> _THE REQUEST_: Each record below is to be reproduced without any change.

> _SUPPLIED DATA_:

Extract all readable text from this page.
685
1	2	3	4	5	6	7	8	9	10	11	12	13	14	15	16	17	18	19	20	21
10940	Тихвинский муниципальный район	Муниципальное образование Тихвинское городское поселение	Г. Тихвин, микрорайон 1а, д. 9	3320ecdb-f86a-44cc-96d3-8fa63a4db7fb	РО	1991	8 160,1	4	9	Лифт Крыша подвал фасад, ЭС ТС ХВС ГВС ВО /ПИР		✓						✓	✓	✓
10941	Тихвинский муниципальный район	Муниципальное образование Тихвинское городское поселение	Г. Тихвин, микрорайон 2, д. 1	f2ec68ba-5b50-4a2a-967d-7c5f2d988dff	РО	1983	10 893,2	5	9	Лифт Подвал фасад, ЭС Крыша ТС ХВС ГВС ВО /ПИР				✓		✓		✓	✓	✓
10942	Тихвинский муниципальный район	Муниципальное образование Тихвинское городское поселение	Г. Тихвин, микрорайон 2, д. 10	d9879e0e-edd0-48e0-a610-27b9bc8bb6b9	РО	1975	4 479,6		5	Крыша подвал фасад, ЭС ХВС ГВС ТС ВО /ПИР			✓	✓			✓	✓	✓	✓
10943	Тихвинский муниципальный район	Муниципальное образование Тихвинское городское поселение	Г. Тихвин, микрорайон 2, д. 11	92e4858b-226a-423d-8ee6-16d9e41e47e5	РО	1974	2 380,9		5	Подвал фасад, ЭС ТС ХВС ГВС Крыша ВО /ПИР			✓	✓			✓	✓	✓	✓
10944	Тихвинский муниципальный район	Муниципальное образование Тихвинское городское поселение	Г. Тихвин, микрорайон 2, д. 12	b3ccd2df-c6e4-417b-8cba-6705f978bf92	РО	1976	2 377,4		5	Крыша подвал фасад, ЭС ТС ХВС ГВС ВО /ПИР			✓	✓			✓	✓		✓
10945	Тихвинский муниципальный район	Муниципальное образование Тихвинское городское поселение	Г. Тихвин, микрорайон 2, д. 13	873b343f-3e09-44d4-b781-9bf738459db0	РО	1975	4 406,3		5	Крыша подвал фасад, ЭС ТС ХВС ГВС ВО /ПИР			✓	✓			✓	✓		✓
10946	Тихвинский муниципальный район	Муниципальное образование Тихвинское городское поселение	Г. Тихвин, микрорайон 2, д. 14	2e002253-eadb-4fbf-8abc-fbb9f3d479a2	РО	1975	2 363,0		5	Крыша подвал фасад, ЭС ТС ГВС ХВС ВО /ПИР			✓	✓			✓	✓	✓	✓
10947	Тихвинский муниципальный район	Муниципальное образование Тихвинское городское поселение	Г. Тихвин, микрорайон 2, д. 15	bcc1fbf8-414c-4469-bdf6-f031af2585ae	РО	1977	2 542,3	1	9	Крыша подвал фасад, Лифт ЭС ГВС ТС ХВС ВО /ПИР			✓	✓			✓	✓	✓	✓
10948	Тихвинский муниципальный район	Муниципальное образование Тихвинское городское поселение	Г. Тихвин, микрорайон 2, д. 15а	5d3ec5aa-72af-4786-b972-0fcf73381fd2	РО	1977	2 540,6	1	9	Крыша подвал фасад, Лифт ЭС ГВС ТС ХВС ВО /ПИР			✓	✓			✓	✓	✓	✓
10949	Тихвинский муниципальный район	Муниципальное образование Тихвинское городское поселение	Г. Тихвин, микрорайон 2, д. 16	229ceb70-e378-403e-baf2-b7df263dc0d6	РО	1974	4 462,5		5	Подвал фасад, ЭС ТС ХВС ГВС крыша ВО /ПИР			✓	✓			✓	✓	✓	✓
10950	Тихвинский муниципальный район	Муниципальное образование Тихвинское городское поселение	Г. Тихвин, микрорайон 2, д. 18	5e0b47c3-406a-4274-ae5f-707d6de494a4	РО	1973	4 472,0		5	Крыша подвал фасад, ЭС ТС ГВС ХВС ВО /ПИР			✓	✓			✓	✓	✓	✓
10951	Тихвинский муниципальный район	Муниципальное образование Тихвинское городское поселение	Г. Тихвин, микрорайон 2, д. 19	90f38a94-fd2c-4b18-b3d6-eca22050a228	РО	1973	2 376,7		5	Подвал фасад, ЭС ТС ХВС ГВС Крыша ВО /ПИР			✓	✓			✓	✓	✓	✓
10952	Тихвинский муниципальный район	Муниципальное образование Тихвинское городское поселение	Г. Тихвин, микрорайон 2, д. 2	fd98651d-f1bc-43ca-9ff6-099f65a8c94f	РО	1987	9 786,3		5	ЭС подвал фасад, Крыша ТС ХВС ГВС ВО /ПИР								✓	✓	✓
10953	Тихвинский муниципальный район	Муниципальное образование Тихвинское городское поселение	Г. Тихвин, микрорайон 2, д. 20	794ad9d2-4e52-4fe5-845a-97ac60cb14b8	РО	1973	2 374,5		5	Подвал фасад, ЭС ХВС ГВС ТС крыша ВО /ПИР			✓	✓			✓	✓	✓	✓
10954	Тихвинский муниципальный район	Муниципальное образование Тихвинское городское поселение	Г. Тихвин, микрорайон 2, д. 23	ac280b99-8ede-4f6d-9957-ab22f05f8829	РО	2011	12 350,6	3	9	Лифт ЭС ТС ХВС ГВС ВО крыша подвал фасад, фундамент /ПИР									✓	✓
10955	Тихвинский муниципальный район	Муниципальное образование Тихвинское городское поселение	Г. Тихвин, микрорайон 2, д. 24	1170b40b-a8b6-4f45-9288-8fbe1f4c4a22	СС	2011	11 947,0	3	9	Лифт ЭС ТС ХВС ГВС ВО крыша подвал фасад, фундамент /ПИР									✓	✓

> _SOLUTION FOR THIS PROBLEM_:
Extract all readable text from this page.
685
1	2	3	4	5	6	7	8	9	10	11	12	13	14	15	16	17	18	19	20	21
10940	Тихвинский муниципальный район	Муниципальное образование Тихвинское городское поселение	Г. Тихвин, микрорайон 1а, д. 9	3320ecdb-f86a-44cc-96d3-8fa63a4db7fb	РО	1991	8 160,1	4	9	Лифт Крыша подвал фасад, ЭС ТС ХВС ГВС ВО /ПИР		✓						✓	✓	✓
10941	Тихвинский муниципальный район	Муниципальное образование Тихвинское городское поселение	Г. Тихвин, микрорайон 2, д. 1	f2ec68ba-5b50-4a2a-967d-7c5f2d988dff	РО	1983	10 893,2	5	9	Лифт Подвал фасад, ЭС Крыша ТС ХВС ГВС ВО /ПИР				✓		✓		✓	✓	✓
10942	Тихвинский муниципальный район	Муниципальное образование Тихвинское городское поселение	Г. Тихвин, микрорайон 2, д. 10	d9879e0e-edd0-48e0-a610-27b9bc8bb6b9	РО	1975	4 479,6		5	Крыша подвал фасад, ЭС ХВС ГВС ТС ВО /ПИР			✓	✓			✓	✓	✓	✓
10943	Тихвинский муниципальный район	Муниципальное образование Тихвинское городское поселение	Г. Тихвин, микрорайон 2, д. 11	92e4858b-226a-423d-8ee6-16d9e41e47e5	РО	1974	2 380,9		5	Подвал фасад, ЭС ТС ХВС ГВС Крыша ВО /ПИР			✓	✓			✓	✓	✓	✓
10944	Тихвинский муниципальный район	Муниципальное образование Тихвинское городское поселение	Г. Тихвин, микрорайон 2, д. 12	b3ccd2df-c6e4-417b-8cba-6705f978bf92	РО	1976	2 377,4		5	Крыша подвал фасад, ЭС ТС ХВС ГВС ВО /ПИР			✓	✓			✓	✓		✓
10945	Тихвинский муниципальный район	Муниципальное образование Тихвинское городское поселение	Г. Тихвин, микрорайон 2, д. 13	873b343f-3e09-44d4-b781-9bf738459db0	РО	1975	4 406,3		5	Крыша подвал фасад, ЭС ТС ХВС ГВС ВО /ПИР			✓	✓			✓	✓		✓
10946	Тихвинский муниципальный район	Муниципальное образование Тихвинское городское поселение	Г. Тихвин, микрорайон 2, д. 14	2e002253-eadb-4fbf-8abc-fbb9f3d479a2	РО	1975	2 363,0		5	Крыша подвал фасад, ЭС ТС ГВС ХВС ВО /ПИР			✓	✓			✓	✓	✓	✓
10947	Тихвинский муниципальный район	Муниципальное образование Тихвинское городское поселение	Г. Тихвин, микрорайон 2, д. 15	bcc1fbf8-414c-4469-bdf6-f031af2585ae	РО	1977	2 542,3	1	9	Крыша подвал фасад, Лифт ЭС ГВС ТС ХВС ВО /ПИР			✓	✓			✓	✓	✓	✓
10948	Тихвинский муниципальный район	Муниципальное образование Тихвинское городское поселение	Г. Тихвин, микрорайон 2, д. 15а	5d3ec5aa-72af-4786-b972-0fcf73381fd2	РО	1977	2 540,6	1	9	Крыша подвал фасад, Лифт ЭС ГВС ТС ХВС ВО /ПИР			✓	✓			✓	✓	✓	✓
10949	Тихвинский муниципальный район	Муниципальное образование Тихвинское городское поселение	Г. Тихвин, микрорайон 2, д. 16	229ceb70-e378-403e-baf2-b7df263dc0d6	РО	1974	4 462,5		5	Подвал фасад, ЭС ТС ХВС ГВС крыша ВО /ПИР			✓	✓			✓	✓	✓	✓
10950	Тихвинский муниципальный район	Муниципальное образование Тихвинское городское поселение	Г. Тихвин, микрорайон 2, д. 18	5e0b47c3-406a-4274-ae5f-707d6de494a4	РО	1973	4 472,0		5	Крыша подвал фасад, ЭС ТС ГВС ХВС ВО /ПИР			✓	✓			✓	✓	✓	✓
10951	Тихвинский муниципальный район	Муниципальное образование Тихвинское городское поселение	Г. Тихвин, микрорайон 2, д. 19	90f38a94-fd2c-4b18-b3d6-eca22050a228	РО	1973	2 376,7		5	Подвал фасад, ЭС ТС ХВС ГВС Крыша ВО /ПИР			✓	✓			✓	✓	✓	✓
10952	Тихвинский муниципальный район	Муниципальное образование Тихвинское городское поселение	Г. Тихвин, микрорайон 2, д. 2	fd98651d-f1bc-43ca-9ff6-099f65a8c94f	РО	1987	9 786,3		5	ЭС подвал фасад, Крыша ТС ХВС ГВС ВО /ПИР								✓	✓	✓
10953	Тихвинский муниципальный район	Муниципальное образование Тихвинское городское поселение	Г. Тихвин, микрорайон 2, д. 20	794ad9d2-4e52-4fe5-845a-97ac60cb14b8	РО	1973	2 374,5		5	Подвал фасад, ЭС ХВС ГВС ТС крыша ВО /ПИР			✓	✓			✓	✓	✓	✓
10954	Тихвинский муниципальный район	Муниципальное образование Тихвинское городское поселение	Г. Тихвин, микрорайон 2, д. 23	ac280b99-8ede-4f6d-9957-ab22f05f8829	РО	2011	12 350,6	3	9	Лифт ЭС ТС ХВС ГВС ВО крыша подвал фасад, фундамент /ПИР									✓	✓
10955	Тихвинский муниципальный район	Муниципальное образование Тихвинское городское поселение	Г. Тихвин, микрорайон 2, д. 24	1170b40b-a8b6-4f45-9288-8fbe1f4c4a22	СС	2011	11 947,0	3	9	Лифт ЭС ТС ХВС ГВС ВО крыша подвал фасад, фундамент /ПИР									✓	✓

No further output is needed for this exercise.